◆ **EXTRACTED TEXT**:
####

3. Of Human Feelings
My favorite Prime Time recording is one of the group’s more concise affairs, but that only makes it even more dense. Rarely has Ornette and co.‘s ability to travel along separate musical paths to the same delta been so finely executed. Rhythms collide into catastrophic but cogent funk, and Of Human Feelings proves a danceable despite jagged textures. Be careful, though; this album surges with such purpose that you just might boogie ‘til your legs give out.
4. Change of the Century
Against all odds, Ornette found an even more arrogant title than The Shape of Jazz to Come. Even more bafflingly, he lived up to this name too. More openly giddy than the joyous but declarative Shape, Change demonstrates the solidification of the band’s chemistry and mutual understanding, leading to more confident melodies and variance. Building off its predecessor in every way, this is no less essential to understanding Ornette.
5. Science Fiction
Science Fiction sounds like what the uninitiated have in mind when they think of Ornette Coleman. Forget the melodic strains of the Atlantic years; this is a furious musical assault, more swirling and daunting than even Free Jazz. More of a dividing line between epochs than even the first Prime Time album, Science Fiction plunders the depths of Ornette’s creativity, throwing together fuzz bass, vocals and acoustic instruments played so aggressively they could drown out electrics hooked up to stacks of Marshall amps.
6. Sound Grammar
Technically, only one of eight cuts on the Pulitzer Prize-winning Sound Grammar is an outright re-recording, but much of the album revisits previous compositions for drastically altered sister songs. But this is anything but a rehash, instead reworking various forms the bandleader picked up over the years and mixing and matching them to works across his long, varied career. Ornette seems to use “grammar” here the way the poststructuralists do, as a means of clarifying and establishing the discursive system. As such, Sound Grammar, made nearly 50 years into the artist’s recording career, offers one of the most comprehensive (and comprehendible) summaries of his output available.
7. In All Languages
Split into two halves, one reuniting the classic quartet of Charlie Haden, Don Cherry, and Billy Higgins and the other featuring Prime Time, In All Languages showcases the best of both worlds. It also serves as a demonstration of just how far not only Ornette had come but how much he’d reshaped music. Set against the dense electric sounds of Prime Time, the quartet that used to raise so much hell now sounds conventional, even retro. Repeated compositions across the two discs show how completely Ornette can restructure a basic melody with a different lineup, even as he maintains that melody to prove the method to his madness.
8. Ornette!

####

◆ **RECORDS FOR THE TASK**:
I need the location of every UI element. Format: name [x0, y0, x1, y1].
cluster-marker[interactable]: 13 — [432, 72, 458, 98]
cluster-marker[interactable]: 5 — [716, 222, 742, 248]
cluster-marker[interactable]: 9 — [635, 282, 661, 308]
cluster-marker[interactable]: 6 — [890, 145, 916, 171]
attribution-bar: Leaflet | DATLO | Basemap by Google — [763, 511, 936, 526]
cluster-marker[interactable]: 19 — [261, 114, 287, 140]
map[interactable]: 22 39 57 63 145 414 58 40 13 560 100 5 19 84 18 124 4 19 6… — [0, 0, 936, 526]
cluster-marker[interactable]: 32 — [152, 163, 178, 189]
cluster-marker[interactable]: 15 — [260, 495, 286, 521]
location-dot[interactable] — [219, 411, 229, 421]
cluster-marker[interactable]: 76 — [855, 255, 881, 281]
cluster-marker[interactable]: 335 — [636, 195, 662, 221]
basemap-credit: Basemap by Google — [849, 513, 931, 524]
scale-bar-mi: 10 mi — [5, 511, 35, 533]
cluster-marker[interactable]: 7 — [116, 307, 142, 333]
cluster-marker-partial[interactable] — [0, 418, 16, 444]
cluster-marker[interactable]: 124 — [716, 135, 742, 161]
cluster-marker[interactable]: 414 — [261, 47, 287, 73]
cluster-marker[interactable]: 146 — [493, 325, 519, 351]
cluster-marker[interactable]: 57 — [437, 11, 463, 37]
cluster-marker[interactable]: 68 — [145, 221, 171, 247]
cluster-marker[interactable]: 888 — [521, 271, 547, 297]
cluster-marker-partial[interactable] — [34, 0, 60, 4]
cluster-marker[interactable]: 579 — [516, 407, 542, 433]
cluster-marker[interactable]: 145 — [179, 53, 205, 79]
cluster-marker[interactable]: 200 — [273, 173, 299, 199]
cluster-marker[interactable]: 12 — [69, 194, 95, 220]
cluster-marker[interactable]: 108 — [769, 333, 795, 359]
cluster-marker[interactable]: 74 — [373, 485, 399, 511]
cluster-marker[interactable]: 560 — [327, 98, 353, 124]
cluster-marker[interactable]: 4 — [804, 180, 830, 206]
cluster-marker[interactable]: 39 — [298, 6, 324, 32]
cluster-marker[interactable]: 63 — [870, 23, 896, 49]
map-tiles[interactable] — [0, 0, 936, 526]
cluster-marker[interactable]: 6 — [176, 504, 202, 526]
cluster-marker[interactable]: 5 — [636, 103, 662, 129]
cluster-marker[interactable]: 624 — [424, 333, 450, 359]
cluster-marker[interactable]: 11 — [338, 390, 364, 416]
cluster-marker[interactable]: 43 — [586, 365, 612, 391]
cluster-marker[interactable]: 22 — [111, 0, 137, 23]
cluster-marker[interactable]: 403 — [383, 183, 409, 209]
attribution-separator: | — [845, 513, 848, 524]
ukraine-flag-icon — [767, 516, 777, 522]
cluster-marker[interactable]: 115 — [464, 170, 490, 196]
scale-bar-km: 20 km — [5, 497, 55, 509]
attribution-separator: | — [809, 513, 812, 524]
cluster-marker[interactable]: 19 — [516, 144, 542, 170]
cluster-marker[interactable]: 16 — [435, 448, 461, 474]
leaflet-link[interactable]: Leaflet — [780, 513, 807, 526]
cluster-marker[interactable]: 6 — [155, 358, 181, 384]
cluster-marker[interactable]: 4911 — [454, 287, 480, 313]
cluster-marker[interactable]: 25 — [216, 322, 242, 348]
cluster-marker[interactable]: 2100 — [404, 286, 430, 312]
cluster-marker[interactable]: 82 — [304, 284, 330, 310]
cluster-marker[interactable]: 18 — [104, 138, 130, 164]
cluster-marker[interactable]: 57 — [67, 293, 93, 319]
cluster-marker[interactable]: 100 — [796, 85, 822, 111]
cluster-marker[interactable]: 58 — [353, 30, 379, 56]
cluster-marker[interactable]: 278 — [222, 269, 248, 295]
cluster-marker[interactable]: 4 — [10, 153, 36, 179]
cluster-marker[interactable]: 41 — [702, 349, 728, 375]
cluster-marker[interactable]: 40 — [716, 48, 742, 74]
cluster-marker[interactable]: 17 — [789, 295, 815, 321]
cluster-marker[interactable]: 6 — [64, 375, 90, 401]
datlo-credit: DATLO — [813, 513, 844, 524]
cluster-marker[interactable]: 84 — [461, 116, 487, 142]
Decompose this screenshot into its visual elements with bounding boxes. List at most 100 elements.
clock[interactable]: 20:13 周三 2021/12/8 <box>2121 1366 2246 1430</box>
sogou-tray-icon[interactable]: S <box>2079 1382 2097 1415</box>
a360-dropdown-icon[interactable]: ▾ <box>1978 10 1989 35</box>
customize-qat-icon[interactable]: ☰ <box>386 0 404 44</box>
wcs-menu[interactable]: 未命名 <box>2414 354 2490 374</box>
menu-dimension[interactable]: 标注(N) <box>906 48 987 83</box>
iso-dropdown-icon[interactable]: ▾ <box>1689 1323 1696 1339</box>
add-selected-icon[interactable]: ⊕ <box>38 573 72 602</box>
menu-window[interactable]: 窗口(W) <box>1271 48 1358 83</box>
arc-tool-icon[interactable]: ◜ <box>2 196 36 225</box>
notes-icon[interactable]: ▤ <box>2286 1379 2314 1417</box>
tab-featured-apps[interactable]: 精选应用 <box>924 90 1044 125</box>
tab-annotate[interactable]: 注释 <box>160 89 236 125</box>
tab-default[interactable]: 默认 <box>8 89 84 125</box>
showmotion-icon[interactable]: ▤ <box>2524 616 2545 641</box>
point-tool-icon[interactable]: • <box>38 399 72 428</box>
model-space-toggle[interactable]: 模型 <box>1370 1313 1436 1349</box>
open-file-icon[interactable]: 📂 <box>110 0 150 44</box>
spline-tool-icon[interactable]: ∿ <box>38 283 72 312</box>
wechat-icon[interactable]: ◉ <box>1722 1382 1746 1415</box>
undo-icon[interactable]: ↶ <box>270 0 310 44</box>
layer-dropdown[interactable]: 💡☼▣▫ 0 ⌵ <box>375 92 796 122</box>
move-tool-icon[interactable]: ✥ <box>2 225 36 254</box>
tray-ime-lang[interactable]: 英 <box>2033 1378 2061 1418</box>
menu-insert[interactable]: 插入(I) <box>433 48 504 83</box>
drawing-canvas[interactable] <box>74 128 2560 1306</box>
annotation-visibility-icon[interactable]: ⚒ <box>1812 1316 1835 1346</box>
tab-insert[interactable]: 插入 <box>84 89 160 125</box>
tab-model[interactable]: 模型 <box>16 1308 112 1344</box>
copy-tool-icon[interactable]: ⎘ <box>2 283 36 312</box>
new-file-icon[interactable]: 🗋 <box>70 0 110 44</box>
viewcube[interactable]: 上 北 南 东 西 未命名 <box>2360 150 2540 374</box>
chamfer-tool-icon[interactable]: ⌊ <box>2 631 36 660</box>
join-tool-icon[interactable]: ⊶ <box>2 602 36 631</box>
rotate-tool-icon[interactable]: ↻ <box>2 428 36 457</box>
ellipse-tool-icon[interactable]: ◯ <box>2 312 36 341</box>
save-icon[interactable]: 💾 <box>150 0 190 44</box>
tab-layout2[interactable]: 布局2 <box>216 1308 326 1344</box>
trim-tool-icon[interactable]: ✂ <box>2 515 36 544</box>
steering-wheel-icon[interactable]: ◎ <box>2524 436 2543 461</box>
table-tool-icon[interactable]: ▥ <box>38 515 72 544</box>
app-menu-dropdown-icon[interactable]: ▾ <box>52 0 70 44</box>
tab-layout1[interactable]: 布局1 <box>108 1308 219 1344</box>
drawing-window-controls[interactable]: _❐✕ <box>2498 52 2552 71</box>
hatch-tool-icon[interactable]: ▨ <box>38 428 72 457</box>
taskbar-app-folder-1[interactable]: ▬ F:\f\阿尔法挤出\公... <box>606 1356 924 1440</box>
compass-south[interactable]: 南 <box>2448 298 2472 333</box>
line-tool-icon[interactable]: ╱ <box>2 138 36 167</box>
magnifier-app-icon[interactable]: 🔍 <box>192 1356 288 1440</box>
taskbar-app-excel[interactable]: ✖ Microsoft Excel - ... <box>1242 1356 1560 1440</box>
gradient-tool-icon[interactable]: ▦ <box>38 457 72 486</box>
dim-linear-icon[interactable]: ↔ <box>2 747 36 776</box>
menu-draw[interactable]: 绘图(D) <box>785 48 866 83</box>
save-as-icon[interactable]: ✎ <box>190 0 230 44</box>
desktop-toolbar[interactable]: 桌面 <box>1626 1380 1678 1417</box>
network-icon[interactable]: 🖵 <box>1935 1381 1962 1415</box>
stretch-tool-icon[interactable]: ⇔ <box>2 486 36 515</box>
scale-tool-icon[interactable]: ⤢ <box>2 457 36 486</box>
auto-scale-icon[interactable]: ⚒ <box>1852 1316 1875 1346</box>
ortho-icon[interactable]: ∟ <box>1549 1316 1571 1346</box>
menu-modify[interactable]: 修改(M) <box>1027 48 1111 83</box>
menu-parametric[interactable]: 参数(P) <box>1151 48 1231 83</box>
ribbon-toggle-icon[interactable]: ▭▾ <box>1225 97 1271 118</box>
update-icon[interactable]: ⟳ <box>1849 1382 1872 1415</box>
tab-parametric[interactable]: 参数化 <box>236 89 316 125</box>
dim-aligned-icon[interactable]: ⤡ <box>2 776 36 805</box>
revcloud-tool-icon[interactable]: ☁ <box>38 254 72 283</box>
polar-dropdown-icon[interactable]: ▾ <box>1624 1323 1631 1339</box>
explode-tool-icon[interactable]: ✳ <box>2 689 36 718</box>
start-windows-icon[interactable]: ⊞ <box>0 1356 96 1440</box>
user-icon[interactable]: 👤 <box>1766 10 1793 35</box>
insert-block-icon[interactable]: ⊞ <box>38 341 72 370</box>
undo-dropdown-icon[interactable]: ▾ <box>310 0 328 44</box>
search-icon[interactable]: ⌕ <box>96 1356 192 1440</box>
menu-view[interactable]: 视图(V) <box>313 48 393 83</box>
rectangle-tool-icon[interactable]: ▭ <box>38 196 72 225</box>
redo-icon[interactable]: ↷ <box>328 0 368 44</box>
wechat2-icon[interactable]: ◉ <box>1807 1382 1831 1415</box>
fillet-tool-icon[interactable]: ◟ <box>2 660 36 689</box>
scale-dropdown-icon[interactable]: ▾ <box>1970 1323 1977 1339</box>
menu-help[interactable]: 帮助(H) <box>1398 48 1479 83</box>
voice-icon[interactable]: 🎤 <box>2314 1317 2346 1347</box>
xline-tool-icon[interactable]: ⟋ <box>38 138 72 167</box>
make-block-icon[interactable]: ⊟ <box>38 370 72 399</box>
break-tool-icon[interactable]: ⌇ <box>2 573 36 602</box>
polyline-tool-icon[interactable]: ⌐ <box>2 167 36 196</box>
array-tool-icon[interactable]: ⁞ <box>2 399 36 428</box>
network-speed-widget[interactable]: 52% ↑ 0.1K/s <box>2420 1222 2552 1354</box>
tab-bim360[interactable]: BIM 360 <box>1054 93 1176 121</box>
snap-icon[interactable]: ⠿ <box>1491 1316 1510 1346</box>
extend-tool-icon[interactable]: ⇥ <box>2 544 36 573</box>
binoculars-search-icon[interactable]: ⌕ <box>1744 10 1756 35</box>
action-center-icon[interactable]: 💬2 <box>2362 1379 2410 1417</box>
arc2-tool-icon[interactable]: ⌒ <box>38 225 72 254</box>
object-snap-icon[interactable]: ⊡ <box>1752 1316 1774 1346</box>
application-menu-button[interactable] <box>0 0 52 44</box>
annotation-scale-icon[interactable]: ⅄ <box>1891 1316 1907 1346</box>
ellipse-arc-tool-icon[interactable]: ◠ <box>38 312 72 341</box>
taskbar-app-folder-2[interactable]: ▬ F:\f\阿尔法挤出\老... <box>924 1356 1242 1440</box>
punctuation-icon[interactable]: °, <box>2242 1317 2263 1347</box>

####

◆ **WRITTEN INSTRUCTION 1**:
Based on the Ornette Coleman album rankings, do these statements agree with the text? Answer yes or no for each, and quote the words that decide it.
(a) Sound Grammar won a Pulitzer Prize.
(b) In All Languages fits on a single disc.
(c) Science Fiction uses only electric instruments.
◆ **WRITTEN INSTRUCTION 2**: Reproduce the records from their first line through the line containing "cluster-marker[interactable]: 335 —", including both ends.

◆ **PROBLEM SOLUTION 1**:
(a) Yes: "the Pulitzer Prize-winning Sound Grammar"
(b) No: "Repeated compositions across the two discs"
(c) No: "throwing together fuzz bass, vocals and acoustic instruments"

◆ **PROBLEM SOLUTION 2**:
I need the location of every UI element. Format: name [x0, y0, x1, y1].
cluster-marker[interactable]: 13 — [432, 72, 458, 98]
cluster-marker[interactable]: 5 — [716, 222, 742, 248]
cluster-marker[interactable]: 9 — [635, 282, 661, 308]
cluster-marker[interactable]: 6 — [890, 145, 916, 171]
attribution-bar: Leaflet | DATLO | Basemap by Google — [763, 511, 936, 526]
cluster-marker[interactable]: 19 — [261, 114, 287, 140]
map[interactable]: 22 39 57 63 145 414 58 40 13 560 100 5 19 84 18 124 4 19 6… — [0, 0, 936, 526]
cluster-marker[interactable]: 32 — [152, 163, 178, 189]
cluster-marker[interactable]: 15 — [260, 495, 286, 521]
location-dot[interactable] — [219, 411, 229, 421]
cluster-marker[interactable]: 76 — [855, 255, 881, 281]
cluster-marker[interactable]: 335 — [636, 195, 662, 221]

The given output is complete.